Express the material as a Markdown table with two columns, Row for a running row number and Entry for the line itself. Start with the line containing "source-divider [0,879,920,880]", continue through the end of the material, and leave out any blank lines.

'''

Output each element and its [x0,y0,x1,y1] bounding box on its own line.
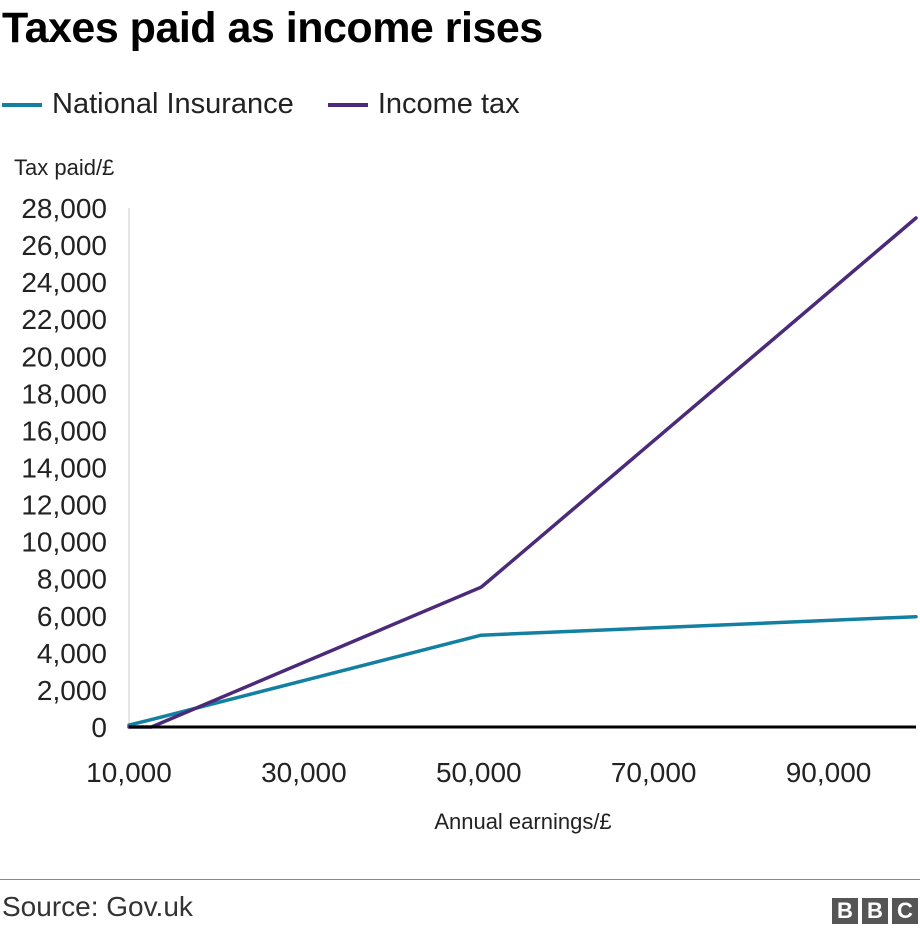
source-divider [0,879,920,880]
x-tick-label: 50,000 [436,757,522,788]
y-tick-label: 8,000 [37,564,107,595]
y-tick-label: 24,000 [21,267,107,298]
y-tick-label: 26,000 [21,230,107,261]
y-tick-label: 16,000 [21,415,107,446]
bbc-logo-letter: C [892,898,918,924]
x-axis-label: Annual earnings/£ [434,809,611,834]
y-tick-label: 0 [91,712,107,743]
y-tick-label: 2,000 [37,675,107,706]
national-insurance-line [127,614,918,727]
y-tick-label: 28,000 [21,193,107,224]
legend-swatch-income-tax [327,102,368,107]
income-tax-line [127,216,918,729]
line-chart: Tax paid/£ 0 2,000 4,000 6,000 8,000 10,000 12,… [14,155,918,834]
legend-item-national-insurance: National Insurance [2,88,294,121]
x-tick-label: 30,000 [261,757,347,788]
legend: National Insurance Income tax [2,88,554,121]
x-tick-label: 70,000 [611,757,697,788]
y-tick-label: 22,000 [21,304,107,335]
y-tick-label: 18,000 [21,378,107,409]
source-note: Source: Gov.uk [2,891,193,922]
bbc-logo: B B C [828,898,918,924]
y-tick-label: 12,000 [21,490,107,521]
y-tick-label: 14,000 [21,453,107,484]
bbc-logo-letter: B [832,898,858,924]
y-tick-label: 4,000 [37,638,107,669]
y-tick-label: 20,000 [21,341,107,372]
legend-item-income-tax: Income tax [327,88,520,121]
bbc-logo-letter: B [862,898,888,924]
y-tick-label: 10,000 [21,527,107,558]
x-tick-label: 90,000 [786,757,872,788]
legend-label-income-tax: Income tax [377,88,520,120]
legend-swatch-national-insurance [2,102,42,107]
chart-title: Taxes paid as income rises [2,4,543,52]
y-tick-label: 6,000 [37,601,107,632]
y-axis-label: Tax paid/£ [14,155,114,180]
legend-label-national-insurance: National Insurance [52,88,294,120]
x-tick-label: 10,000 [86,757,172,788]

'''

### Reply to the task
| Row | Entry |
|---|---|
| 1 | source-divider [0,879,920,880] |
| 2 | x-tick-label: 50,000 [436,757,522,788] |
| 3 | y-tick-label: 8,000 [37,564,107,595] |
| 4 | y-tick-label: 24,000 [21,267,107,298] |
| 5 | y-tick-label: 26,000 [21,230,107,261] |
| 6 | y-tick-label: 16,000 [21,415,107,446] |
| 7 | bbc-logo-letter: C [892,898,918,924] |
| 8 | x-axis-label: Annual earnings/£ [434,809,611,834] |
| 9 | y-tick-label: 0 [91,712,107,743] |
| 10 | y-tick-label: 2,000 [37,675,107,706] |
| 11 | national-insurance-line [127,614,918,727] |
| 12 | y-tick-label: 28,000 [21,193,107,224] |
| 13 | legend-swatch-income-tax [327,102,368,107] |
| 14 | income-tax-line [127,216,918,729] |
| 15 | line-chart: Tax paid/£ 0 2,000 4,000 6,000 8,000 10,000 12,… [14,155,918,834] |
| 16 | legend-item-national-insurance: National Insurance [2,88,294,121] |
| 17 | x-tick-label: 30,000 [261,757,347,788] |
| 18 | legend: National Insurance Income tax [2,88,554,121] |
| 19 | x-tick-label: 70,000 [611,757,697,788] |
| 20 | y-tick-label: 22,000 [21,304,107,335] |
| 21 | y-tick-label: 18,000 [21,378,107,409] |
| 22 | source-note: Source: Gov.uk [2,891,193,922] |
| 23 | bbc-logo: B B C [828,898,918,924] |
| 24 | y-tick-label: 12,000 [21,490,107,521] |
| 25 | y-tick-label: 14,000 [21,453,107,484] |
| 26 | bbc-logo-letter: B [832,898,858,924] |
| 27 | y-tick-label: 4,000 [37,638,107,669] |
| 28 | y-tick-label: 20,000 [21,341,107,372] |
| 29 | legend-item-income-tax: Income tax [327,88,520,121] |
| 30 | bbc-logo-letter: B [862,898,888,924] |
| 31 | y-tick-label: 10,000 [21,527,107,558] |
| 32 | x-tick-label: 90,000 [786,757,872,788] |
| 33 | legend-label-income-tax: Income tax [377,88,520,120] |
| 34 | legend-swatch-national-insurance [2,102,42,107] |
| 35 | chart-title: Taxes paid as income rises [2,4,543,52] |
| 36 | y-tick-label: 6,000 [37,601,107,632] |
| 37 | y-axis-label: Tax paid/£ [14,155,114,180] |
| 38 | legend-label-national-insurance: National Insurance [52,88,294,120] |
| 39 | x-tick-label: 10,000 [86,757,172,788] |